→ Description of the task
Copy out every record precisely.

→ Provided records
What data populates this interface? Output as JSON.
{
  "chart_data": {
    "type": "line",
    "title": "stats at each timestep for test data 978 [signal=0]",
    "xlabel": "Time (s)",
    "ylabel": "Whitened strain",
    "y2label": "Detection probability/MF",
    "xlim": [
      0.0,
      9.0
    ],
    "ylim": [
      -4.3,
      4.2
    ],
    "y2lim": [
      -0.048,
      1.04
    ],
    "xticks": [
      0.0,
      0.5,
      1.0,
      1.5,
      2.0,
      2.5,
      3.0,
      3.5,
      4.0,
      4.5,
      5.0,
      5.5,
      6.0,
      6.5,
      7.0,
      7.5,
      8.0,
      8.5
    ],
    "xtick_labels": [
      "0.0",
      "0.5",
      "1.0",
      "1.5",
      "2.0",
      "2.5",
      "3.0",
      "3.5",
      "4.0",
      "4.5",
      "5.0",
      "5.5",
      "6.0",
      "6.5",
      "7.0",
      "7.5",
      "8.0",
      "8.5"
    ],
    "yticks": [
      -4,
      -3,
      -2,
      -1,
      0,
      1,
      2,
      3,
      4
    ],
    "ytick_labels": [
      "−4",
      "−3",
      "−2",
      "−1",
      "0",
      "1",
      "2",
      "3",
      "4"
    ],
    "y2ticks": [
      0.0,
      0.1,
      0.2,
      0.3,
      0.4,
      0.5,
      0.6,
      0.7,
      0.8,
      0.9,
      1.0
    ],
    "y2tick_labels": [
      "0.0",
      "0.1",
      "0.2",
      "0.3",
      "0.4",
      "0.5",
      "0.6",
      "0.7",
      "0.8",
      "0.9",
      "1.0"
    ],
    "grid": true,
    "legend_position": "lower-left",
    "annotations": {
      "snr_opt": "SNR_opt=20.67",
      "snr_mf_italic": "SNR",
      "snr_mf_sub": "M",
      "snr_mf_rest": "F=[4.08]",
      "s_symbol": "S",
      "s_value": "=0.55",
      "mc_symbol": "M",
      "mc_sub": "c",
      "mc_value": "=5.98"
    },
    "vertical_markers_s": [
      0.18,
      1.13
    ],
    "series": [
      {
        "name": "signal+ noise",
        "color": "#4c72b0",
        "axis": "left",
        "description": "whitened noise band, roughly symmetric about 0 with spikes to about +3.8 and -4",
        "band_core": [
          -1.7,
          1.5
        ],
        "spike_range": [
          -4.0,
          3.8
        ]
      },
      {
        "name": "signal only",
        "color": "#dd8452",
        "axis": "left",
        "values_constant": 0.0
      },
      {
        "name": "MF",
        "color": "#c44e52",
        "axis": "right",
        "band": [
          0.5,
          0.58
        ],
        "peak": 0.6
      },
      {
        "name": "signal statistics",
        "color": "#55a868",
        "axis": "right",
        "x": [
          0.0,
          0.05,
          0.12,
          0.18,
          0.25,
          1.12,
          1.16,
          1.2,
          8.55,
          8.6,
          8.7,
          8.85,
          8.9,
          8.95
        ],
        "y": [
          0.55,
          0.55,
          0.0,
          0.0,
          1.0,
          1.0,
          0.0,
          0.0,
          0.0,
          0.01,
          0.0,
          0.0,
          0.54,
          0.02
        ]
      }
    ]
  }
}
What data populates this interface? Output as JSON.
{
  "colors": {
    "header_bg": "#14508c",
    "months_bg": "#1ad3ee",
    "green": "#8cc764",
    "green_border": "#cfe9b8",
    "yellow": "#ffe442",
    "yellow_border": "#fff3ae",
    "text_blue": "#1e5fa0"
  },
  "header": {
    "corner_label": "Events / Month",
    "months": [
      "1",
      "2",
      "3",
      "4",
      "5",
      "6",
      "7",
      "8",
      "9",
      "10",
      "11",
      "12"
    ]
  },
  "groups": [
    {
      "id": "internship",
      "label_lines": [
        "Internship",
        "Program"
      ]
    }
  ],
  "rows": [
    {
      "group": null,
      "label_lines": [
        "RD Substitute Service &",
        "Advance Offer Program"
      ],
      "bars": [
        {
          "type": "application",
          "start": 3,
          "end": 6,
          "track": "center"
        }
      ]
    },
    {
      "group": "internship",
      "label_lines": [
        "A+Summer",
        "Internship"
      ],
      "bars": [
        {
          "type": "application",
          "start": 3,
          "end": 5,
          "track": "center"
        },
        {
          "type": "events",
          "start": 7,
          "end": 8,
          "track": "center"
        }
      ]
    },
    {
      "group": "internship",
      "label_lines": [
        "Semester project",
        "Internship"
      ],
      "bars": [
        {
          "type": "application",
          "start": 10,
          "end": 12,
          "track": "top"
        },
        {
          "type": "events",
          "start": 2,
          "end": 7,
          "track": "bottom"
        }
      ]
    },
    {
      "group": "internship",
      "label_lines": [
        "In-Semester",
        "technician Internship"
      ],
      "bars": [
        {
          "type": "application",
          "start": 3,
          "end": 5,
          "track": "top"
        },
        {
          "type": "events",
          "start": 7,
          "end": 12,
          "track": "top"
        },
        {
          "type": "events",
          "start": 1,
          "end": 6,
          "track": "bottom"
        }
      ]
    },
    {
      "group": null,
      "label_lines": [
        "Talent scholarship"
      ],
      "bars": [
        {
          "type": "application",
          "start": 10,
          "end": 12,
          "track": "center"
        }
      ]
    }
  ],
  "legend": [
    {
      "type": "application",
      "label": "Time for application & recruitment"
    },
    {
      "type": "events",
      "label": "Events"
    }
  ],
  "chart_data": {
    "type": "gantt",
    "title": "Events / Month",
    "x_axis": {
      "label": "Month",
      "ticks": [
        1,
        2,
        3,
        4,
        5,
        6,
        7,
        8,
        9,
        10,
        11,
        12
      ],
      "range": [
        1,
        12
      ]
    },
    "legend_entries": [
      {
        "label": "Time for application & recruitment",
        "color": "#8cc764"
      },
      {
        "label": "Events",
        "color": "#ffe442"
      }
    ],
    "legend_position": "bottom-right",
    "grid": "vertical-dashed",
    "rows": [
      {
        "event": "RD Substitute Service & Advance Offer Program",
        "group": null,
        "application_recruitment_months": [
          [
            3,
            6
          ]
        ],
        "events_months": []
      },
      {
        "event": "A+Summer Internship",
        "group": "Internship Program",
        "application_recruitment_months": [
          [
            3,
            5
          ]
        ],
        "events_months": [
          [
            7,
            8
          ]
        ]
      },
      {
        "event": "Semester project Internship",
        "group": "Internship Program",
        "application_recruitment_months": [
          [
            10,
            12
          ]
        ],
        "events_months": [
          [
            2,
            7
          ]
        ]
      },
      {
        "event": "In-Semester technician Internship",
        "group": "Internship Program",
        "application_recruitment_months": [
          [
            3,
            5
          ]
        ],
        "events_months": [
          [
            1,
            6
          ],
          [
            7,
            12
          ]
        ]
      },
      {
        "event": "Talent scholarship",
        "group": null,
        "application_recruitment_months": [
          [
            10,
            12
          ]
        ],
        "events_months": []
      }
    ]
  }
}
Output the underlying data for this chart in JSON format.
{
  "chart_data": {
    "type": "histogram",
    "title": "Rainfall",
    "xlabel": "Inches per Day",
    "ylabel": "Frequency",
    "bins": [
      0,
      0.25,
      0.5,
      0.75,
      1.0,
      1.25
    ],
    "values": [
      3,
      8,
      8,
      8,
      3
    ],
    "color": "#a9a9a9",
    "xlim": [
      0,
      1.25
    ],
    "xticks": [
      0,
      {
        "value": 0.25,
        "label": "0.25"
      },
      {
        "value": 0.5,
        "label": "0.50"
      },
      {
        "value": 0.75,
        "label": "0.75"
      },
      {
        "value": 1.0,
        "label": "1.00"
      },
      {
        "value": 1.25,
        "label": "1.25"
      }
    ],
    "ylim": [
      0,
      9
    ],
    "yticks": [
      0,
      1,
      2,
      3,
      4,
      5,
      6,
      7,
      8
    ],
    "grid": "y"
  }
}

→ Task solution
What data populates this interface? Output as JSON.
{
  "chart_data": {
    "type": "line",
    "title": "stats at each timestep for test data 978 [signal=0]",
    "xlabel": "Time (s)",
    "ylabel": "Whitened strain",
    "y2label": "Detection probability/MF",
    "xlim": [
      0.0,
      9.0
    ],
    "ylim": [
      -4.3,
      4.2
    ],
    "y2lim": [
      -0.048,
      1.04
    ],
    "xticks": [
      0.0,
      0.5,
      1.0,
      1.5,
      2.0,
      2.5,
      3.0,
      3.5,
      4.0,
      4.5,
      5.0,
      5.5,
      6.0,
      6.5,
      7.0,
      7.5,
      8.0,
      8.5
    ],
    "xtick_labels": [
      "0.0",
      "0.5",
      "1.0",
      "1.5",
      "2.0",
      "2.5",
      "3.0",
      "3.5",
      "4.0",
      "4.5",
      "5.0",
      "5.5",
      "6.0",
      "6.5",
      "7.0",
      "7.5",
      "8.0",
      "8.5"
    ],
    "yticks": [
      -4,
      -3,
      -2,
      -1,
      0,
      1,
      2,
      3,
      4
    ],
    "ytick_labels": [
      "−4",
      "−3",
      "−2",
      "−1",
      "0",
      "1",
      "2",
      "3",
      "4"
    ],
    "y2ticks": [
      0.0,
      0.1,
      0.2,
      0.3,
      0.4,
      0.5,
      0.6,
      0.7,
      0.8,
      0.9,
      1.0
    ],
    "y2tick_labels": [
      "0.0",
      "0.1",
      "0.2",
      "0.3",
      "0.4",
      "0.5",
      "0.6",
      "0.7",
      "0.8",
      "0.9",
      "1.0"
    ],
    "grid": true,
    "legend_position": "lower-left",
    "annotations": {
      "snr_opt": "SNR_opt=20.67",
      "snr_mf_italic": "SNR",
      "snr_mf_sub": "M",
      "snr_mf_rest": "F=[4.08]",
      "s_symbol": "S",
      "s_value": "=0.55",
      "mc_symbol": "M",
      "mc_sub": "c",
      "mc_value": "=5.98"
    },
    "vertical_markers_s": [
      0.18,
      1.13
    ],
    "series": [
      {
        "name": "signal+ noise",
        "color": "#4c72b0",
        "axis": "left",
        "description": "whitened noise band, roughly symmetric about 0 with spikes to about +3.8 and -4",
        "band_core": [
          -1.7,
          1.5
        ],
        "spike_range": [
          -4.0,
          3.8
        ]
      },
      {
        "name": "signal only",
        "color": "#dd8452",
        "axis": "left",
        "values_constant": 0.0
      },
      {
        "name": "MF",
        "color": "#c44e52",
        "axis": "right",
        "band": [
          0.5,
          0.58
        ],
        "peak": 0.6
      },
      {
        "name": "signal statistics",
        "color": "#55a868",
        "axis": "right",
        "x": [
          0.0,
          0.05,
          0.12,
          0.18,
          0.25,
          1.12,
          1.16,
          1.2,
          8.55,
          8.6,
          8.7,
          8.85,
          8.9,
          8.95
        ],
        "y": [
          0.55,
          0.55,
          0.0,
          0.0,
          1.0,
          1.0,
          0.0,
          0.0,
          0.0,
          0.01,
          0.0,
          0.0,
          0.54,
          0.02
        ]
      }
    ]
  }
}
What data populates this interface? Output as JSON.
{
  "colors": {
    "header_bg": "#14508c",
    "months_bg": "#1ad3ee",
    "green": "#8cc764",
    "green_border": "#cfe9b8",
    "yellow": "#ffe442",
    "yellow_border": "#fff3ae",
    "text_blue": "#1e5fa0"
  },
  "header": {
    "corner_label": "Events / Month",
    "months": [
      "1",
      "2",
      "3",
      "4",
      "5",
      "6",
      "7",
      "8",
      "9",
      "10",
      "11",
      "12"
    ]
  },
  "groups": [
    {
      "id": "internship",
      "label_lines": [
        "Internship",
        "Program"
      ]
    }
  ],
  "rows": [
    {
      "group": null,
      "label_lines": [
        "RD Substitute Service &",
        "Advance Offer Program"
      ],
      "bars": [
        {
          "type": "application",
          "start": 3,
          "end": 6,
          "track": "center"
        }
      ]
    },
    {
      "group": "internship",
      "label_lines": [
        "A+Summer",
        "Internship"
      ],
      "bars": [
        {
          "type": "application",
          "start": 3,
          "end": 5,
          "track": "center"
        },
        {
          "type": "events",
          "start": 7,
          "end": 8,
          "track": "center"
        }
      ]
    },
    {
      "group": "internship",
      "label_lines": [
        "Semester project",
        "Internship"
      ],
      "bars": [
        {
          "type": "application",
          "start": 10,
          "end": 12,
          "track": "top"
        },
        {
          "type": "events",
          "start": 2,
          "end": 7,
          "track": "bottom"
        }
      ]
    },
    {
      "group": "internship",
      "label_lines": [
        "In-Semester",
        "technician Internship"
      ],
      "bars": [
        {
          "type": "application",
          "start": 3,
          "end": 5,
          "track": "top"
        },
        {
          "type": "events",
          "start": 7,
          "end": 12,
          "track": "top"
        },
        {
          "type": "events",
          "start": 1,
          "end": 6,
          "track": "bottom"
        }
      ]
    },
    {
      "group": null,
      "label_lines": [
        "Talent scholarship"
      ],
      "bars": [
        {
          "type": "application",
          "start": 10,
          "end": 12,
          "track": "center"
        }
      ]
    }
  ],
  "legend": [
    {
      "type": "application",
      "label": "Time for application & recruitment"
    },
    {
      "type": "events",
      "label": "Events"
    }
  ],
  "chart_data": {
    "type": "gantt",
    "title": "Events / Month",
    "x_axis": {
      "label": "Month",
      "ticks": [
        1,
        2,
        3,
        4,
        5,
        6,
        7,
        8,
        9,
        10,
        11,
        12
      ],
      "range": [
        1,
        12
      ]
    },
    "legend_entries": [
      {
        "label": "Time for application & recruitment",
        "color": "#8cc764"
      },
      {
        "label": "Events",
        "color": "#ffe442"
      }
    ],
    "legend_position": "bottom-right",
    "grid": "vertical-dashed",
    "rows": [
      {
        "event": "RD Substitute Service & Advance Offer Program",
        "group": null,
        "application_recruitment_months": [
          [
            3,
            6
          ]
        ],
        "events_months": []
      },
      {
        "event": "A+Summer Internship",
        "group": "Internship Program",
        "application_recruitment_months": [
          [
            3,
            5
          ]
        ],
        "events_months": [
          [
            7,
            8
          ]
        ]
      },
      {
        "event": "Semester project Internship",
        "group": "Internship Program",
        "application_recruitment_months": [
          [
            10,
            12
          ]
        ],
        "events_months": [
          [
            2,
            7
          ]
        ]
      },
      {
        "event": "In-Semester technician Internship",
        "group": "Internship Program",
        "application_recruitment_months": [
          [
            3,
            5
          ]
        ],
        "events_months": [
          [
            1,
            6
          ],
          [
            7,
            12
          ]
        ]
      },
      {
        "event": "Talent scholarship",
        "group": null,
        "application_recruitment_months": [
          [
            10,
            12
          ]
        ],
        "events_months": []
      }
    ]
  }
}
Output the underlying data for this chart in JSON format.
{
  "chart_data": {
    "type": "histogram",
    "title": "Rainfall",
    "xlabel": "Inches per Day",
    "ylabel": "Frequency",
    "bins": [
      0,
      0.25,
      0.5,
      0.75,
      1.0,
      1.25
    ],
    "values": [
      3,
      8,
      8,
      8,
      3
    ],
    "color": "#a9a9a9",
    "xlim": [
      0,
      1.25
    ],
    "xticks": [
      0,
      {
        "value": 0.25,
        "label": "0.25"
      },
      {
        "value": 0.5,
        "label": "0.50"
      },
      {
        "value": 0.75,
        "label": "0.75"
      },
      {
        "value": 1.0,
        "label": "1.00"
      },
      {
        "value": 1.25,
        "label": "1.25"
      }
    ],
    "ylim": [
      0,
      9
    ],
    "yticks": [
      0,
      1,
      2,
      3,
      4,
      5,
      6,
      7,
      8
    ],
    "grid": "y"
  }
}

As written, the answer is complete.